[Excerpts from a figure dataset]
= = = = =

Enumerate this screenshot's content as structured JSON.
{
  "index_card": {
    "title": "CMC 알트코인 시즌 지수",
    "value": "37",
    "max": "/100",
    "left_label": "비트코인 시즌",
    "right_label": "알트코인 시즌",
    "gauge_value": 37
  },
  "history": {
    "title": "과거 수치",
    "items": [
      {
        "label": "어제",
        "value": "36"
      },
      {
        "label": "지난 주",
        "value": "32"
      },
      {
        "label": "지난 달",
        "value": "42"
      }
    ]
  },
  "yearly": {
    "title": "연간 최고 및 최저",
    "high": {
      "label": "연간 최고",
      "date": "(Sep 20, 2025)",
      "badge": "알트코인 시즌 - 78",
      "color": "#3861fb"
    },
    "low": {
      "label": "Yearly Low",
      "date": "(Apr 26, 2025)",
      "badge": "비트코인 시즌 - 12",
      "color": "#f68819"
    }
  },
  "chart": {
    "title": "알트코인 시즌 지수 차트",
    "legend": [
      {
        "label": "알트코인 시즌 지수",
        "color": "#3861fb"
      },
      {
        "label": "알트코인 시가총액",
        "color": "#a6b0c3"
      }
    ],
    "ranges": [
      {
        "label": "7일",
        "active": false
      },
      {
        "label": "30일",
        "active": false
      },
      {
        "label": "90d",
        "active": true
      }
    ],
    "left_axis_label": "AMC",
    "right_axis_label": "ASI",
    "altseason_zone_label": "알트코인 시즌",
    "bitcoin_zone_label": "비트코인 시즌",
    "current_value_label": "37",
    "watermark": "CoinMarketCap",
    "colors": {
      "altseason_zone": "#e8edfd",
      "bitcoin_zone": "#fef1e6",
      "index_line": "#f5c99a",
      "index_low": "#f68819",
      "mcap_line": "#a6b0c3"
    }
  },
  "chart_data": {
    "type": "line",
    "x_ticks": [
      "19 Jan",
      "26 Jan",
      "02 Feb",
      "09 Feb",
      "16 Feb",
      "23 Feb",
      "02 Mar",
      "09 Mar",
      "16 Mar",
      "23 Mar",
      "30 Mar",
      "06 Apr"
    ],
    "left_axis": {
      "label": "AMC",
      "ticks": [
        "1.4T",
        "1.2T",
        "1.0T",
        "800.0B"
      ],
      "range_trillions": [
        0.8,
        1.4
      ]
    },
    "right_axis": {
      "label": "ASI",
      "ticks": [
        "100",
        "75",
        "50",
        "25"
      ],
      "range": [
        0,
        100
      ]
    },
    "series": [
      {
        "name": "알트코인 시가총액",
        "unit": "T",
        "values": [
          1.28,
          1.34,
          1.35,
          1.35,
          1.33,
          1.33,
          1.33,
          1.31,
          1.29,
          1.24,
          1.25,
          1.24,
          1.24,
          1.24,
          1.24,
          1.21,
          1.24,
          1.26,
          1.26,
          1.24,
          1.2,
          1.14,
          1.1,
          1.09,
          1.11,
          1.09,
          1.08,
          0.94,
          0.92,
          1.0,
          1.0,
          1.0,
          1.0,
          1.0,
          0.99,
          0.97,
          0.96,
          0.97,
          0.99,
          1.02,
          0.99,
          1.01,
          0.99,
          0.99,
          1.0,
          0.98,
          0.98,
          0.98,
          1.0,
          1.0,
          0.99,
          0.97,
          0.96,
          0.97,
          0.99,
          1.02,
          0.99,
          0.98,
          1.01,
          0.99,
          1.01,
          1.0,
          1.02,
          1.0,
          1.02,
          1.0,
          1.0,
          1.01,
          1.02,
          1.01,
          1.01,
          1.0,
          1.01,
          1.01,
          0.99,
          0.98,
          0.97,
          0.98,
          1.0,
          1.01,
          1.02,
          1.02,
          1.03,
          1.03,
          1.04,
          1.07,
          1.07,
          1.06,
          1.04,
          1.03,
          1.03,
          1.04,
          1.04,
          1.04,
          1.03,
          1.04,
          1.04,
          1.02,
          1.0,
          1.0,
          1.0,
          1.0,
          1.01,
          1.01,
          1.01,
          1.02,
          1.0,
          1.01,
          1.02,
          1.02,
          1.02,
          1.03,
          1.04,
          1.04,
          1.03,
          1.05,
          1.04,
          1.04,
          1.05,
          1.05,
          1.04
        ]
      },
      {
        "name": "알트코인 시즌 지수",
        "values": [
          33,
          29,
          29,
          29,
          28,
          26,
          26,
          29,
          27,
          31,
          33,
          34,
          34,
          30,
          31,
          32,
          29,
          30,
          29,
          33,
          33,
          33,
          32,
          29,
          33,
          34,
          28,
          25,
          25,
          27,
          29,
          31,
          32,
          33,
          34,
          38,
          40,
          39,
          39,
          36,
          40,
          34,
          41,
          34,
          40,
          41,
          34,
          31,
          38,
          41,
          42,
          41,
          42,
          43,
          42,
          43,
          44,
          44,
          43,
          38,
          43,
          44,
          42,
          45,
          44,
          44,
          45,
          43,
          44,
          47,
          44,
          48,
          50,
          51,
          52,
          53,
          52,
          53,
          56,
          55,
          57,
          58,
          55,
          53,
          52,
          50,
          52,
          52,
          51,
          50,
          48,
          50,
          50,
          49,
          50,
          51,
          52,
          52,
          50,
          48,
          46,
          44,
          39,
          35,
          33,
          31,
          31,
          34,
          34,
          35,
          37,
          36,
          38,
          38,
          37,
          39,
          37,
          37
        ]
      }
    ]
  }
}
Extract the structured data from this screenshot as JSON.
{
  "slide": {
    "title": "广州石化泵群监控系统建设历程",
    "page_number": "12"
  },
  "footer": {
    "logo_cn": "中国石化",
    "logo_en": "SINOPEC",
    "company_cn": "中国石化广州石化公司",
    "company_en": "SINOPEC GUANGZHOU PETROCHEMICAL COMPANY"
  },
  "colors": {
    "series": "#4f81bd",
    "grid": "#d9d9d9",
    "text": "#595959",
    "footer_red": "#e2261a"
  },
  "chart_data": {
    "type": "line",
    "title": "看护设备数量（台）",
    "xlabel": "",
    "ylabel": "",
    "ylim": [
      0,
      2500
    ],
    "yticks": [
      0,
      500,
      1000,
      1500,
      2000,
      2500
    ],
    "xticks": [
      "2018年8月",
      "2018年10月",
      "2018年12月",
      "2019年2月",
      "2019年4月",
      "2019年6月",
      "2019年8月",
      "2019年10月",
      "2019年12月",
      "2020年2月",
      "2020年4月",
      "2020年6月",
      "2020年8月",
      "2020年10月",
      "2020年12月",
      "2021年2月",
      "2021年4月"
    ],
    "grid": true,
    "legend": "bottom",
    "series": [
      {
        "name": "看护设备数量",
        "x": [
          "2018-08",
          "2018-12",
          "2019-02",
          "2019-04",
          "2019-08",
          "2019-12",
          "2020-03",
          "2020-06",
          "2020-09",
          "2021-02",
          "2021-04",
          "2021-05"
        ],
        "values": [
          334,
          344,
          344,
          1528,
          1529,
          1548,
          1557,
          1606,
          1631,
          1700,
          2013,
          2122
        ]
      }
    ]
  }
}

= = = = =

Go through the listing and copy all of it exactly.

Enumerate this screenshot's content as structured JSON.
{
  "index_card": {
    "title": "CMC 알트코인 시즌 지수",
    "value": "37",
    "max": "/100",
    "left_label": "비트코인 시즌",
    "right_label": "알트코인 시즌",
    "gauge_value": 37
  },
  "history": {
    "title": "과거 수치",
    "items": [
      {
        "label": "어제",
        "value": "36"
      },
      {
        "label": "지난 주",
        "value": "32"
      },
      {
        "label": "지난 달",
        "value": "42"
      }
    ]
  },
  "yearly": {
    "title": "연간 최고 및 최저",
    "high": {
      "label": "연간 최고",
      "date": "(Sep 20, 2025)",
      "badge": "알트코인 시즌 - 78",
      "color": "#3861fb"
    },
    "low": {
      "label": "Yearly Low",
      "date": "(Apr 26, 2025)",
      "badge": "비트코인 시즌 - 12",
      "color": "#f68819"
    }
  },
  "chart": {
    "title": "알트코인 시즌 지수 차트",
    "legend": [
      {
        "label": "알트코인 시즌 지수",
        "color": "#3861fb"
      },
      {
        "label": "알트코인 시가총액",
        "color": "#a6b0c3"
      }
    ],
    "ranges": [
      {
        "label": "7일",
        "active": false
      },
      {
        "label": "30일",
        "active": false
      },
      {
        "label": "90d",
        "active": true
      }
    ],
    "left_axis_label": "AMC",
    "right_axis_label": "ASI",
    "altseason_zone_label": "알트코인 시즌",
    "bitcoin_zone_label": "비트코인 시즌",
    "current_value_label": "37",
    "watermark": "CoinMarketCap",
    "colors": {
      "altseason_zone": "#e8edfd",
      "bitcoin_zone": "#fef1e6",
      "index_line": "#f5c99a",
      "index_low": "#f68819",
      "mcap_line": "#a6b0c3"
    }
  },
  "chart_data": {
    "type": "line",
    "x_ticks": [
      "19 Jan",
      "26 Jan",
      "02 Feb",
      "09 Feb",
      "16 Feb",
      "23 Feb",
      "02 Mar",
      "09 Mar",
      "16 Mar",
      "23 Mar",
      "30 Mar",
      "06 Apr"
    ],
    "left_axis": {
      "label": "AMC",
      "ticks": [
        "1.4T",
        "1.2T",
        "1.0T",
        "800.0B"
      ],
      "range_trillions": [
        0.8,
        1.4
      ]
    },
    "right_axis": {
      "label": "ASI",
      "ticks": [
        "100",
        "75",
        "50",
        "25"
      ],
      "range": [
        0,
        100
      ]
    },
    "series": [
      {
        "name": "알트코인 시가총액",
        "unit": "T",
        "values": [
          1.28,
          1.34,
          1.35,
          1.35,
          1.33,
          1.33,
          1.33,
          1.31,
          1.29,
          1.24,
          1.25,
          1.24,
          1.24,
          1.24,
          1.24,
          1.21,
          1.24,
          1.26,
          1.26,
          1.24,
          1.2,
          1.14,
          1.1,
          1.09,
          1.11,
          1.09,
          1.08,
          0.94,
          0.92,
          1.0,
          1.0,
          1.0,
          1.0,
          1.0,
          0.99,
          0.97,
          0.96,
          0.97,
          0.99,
          1.02,
          0.99,
          1.01,
          0.99,
          0.99,
          1.0,
          0.98,
          0.98,
          0.98,
          1.0,
          1.0,
          0.99,
          0.97,
          0.96,
          0.97,
          0.99,
          1.02,
          0.99,
          0.98,
          1.01,
          0.99,
          1.01,
          1.0,
          1.02,
          1.0,
          1.02,
          1.0,
          1.0,
          1.01,
          1.02,
          1.01,
          1.01,
          1.0,
          1.01,
          1.01,
          0.99,
          0.98,
          0.97,
          0.98,
          1.0,
          1.01,
          1.02,
          1.02,
          1.03,
          1.03,
          1.04,
          1.07,
          1.07,
          1.06,
          1.04,
          1.03,
          1.03,
          1.04,
          1.04,
          1.04,
          1.03,
          1.04,
          1.04,
          1.02,
          1.0,
          1.0,
          1.0,
          1.0,
          1.01,
          1.01,
          1.01,
          1.02,
          1.0,
          1.01,
          1.02,
          1.02,
          1.02,
          1.03,
          1.04,
          1.04,
          1.03,
          1.05,
          1.04,
          1.04,
          1.05,
          1.05,
          1.04
        ]
      },
      {
        "name": "알트코인 시즌 지수",
        "values": [
          33,
          29,
          29,
          29,
          28,
          26,
          26,
          29,
          27,
          31,
          33,
          34,
          34,
          30,
          31,
          32,
          29,
          30,
          29,
          33,
          33,
          33,
          32,
          29,
          33,
          34,
          28,
          25,
          25,
          27,
          29,
          31,
          32,
          33,
          34,
          38,
          40,
          39,
          39,
          36,
          40,
          34,
          41,
          34,
          40,
          41,
          34,
          31,
          38,
          41,
          42,
          41,
          42,
          43,
          42,
          43,
          44,
          44,
          43,
          38,
          43,
          44,
          42,
          45,
          44,
          44,
          45,
          43,
          44,
          47,
          44,
          48,
          50,
          51,
          52,
          53,
          52,
          53,
          56,
          55,
          57,
          58,
          55,
          53,
          52,
          50,
          52,
          52,
          51,
          50,
          48,
          50,
          50,
          49,
          50,
          51,
          52,
          52,
          50,
          48,
          46,
          44,
          39,
          35,
          33,
          31,
          31,
          34,
          34,
          35,
          37,
          36,
          38,
          38,
          37,
          39,
          37,
          37
        ]
      }
    ]
  }
}
Extract the structured data from this screenshot as JSON.
{
  "slide": {
    "title": "广州石化泵群监控系统建设历程",
    "page_number": "12"
  },
  "footer": {
    "logo_cn": "中国石化",
    "logo_en": "SINOPEC",
    "company_cn": "中国石化广州石化公司",
    "company_en": "SINOPEC GUANGZHOU PETROCHEMICAL COMPANY"
  },
  "colors": {
    "series": "#4f81bd",
    "grid": "#d9d9d9",
    "text": "#595959",
    "footer_red": "#e2261a"
  },
  "chart_data": {
    "type": "line",
    "title": "看护设备数量（台）",
    "xlabel": "",
    "ylabel": "",
    "ylim": [
      0,
      2500
    ],
    "yticks": [
      0,
      500,
      1000,
      1500,
      2000,
      2500
    ],
    "xticks": [
      "2018年8月",
      "2018年10月",
      "2018年12月",
      "2019年2月",
      "2019年4月",
      "2019年6月",
      "2019年8月",
      "2019年10月",
      "2019年12月",
      "2020年2月",
      "2020年4月",
      "2020年6月",
      "2020年8月",
      "2020年10月",
      "2020年12月",
      "2021年2月",
      "2021年4月"
    ],
    "grid": true,
    "legend": "bottom",
    "series": [
      {
        "name": "看护设备数量",
        "x": [
          "2018-08",
          "2018-12",
          "2019-02",
          "2019-04",
          "2019-08",
          "2019-12",
          "2020-03",
          "2020-06",
          "2020-09",
          "2021-02",
          "2021-04",
          "2021-05"
        ],
        "values": [
          334,
          344,
          344,
          1528,
          1529,
          1548,
          1557,
          1606,
          1631,
          1700,
          2013,
          2122
        ]
      }
    ]
  }
}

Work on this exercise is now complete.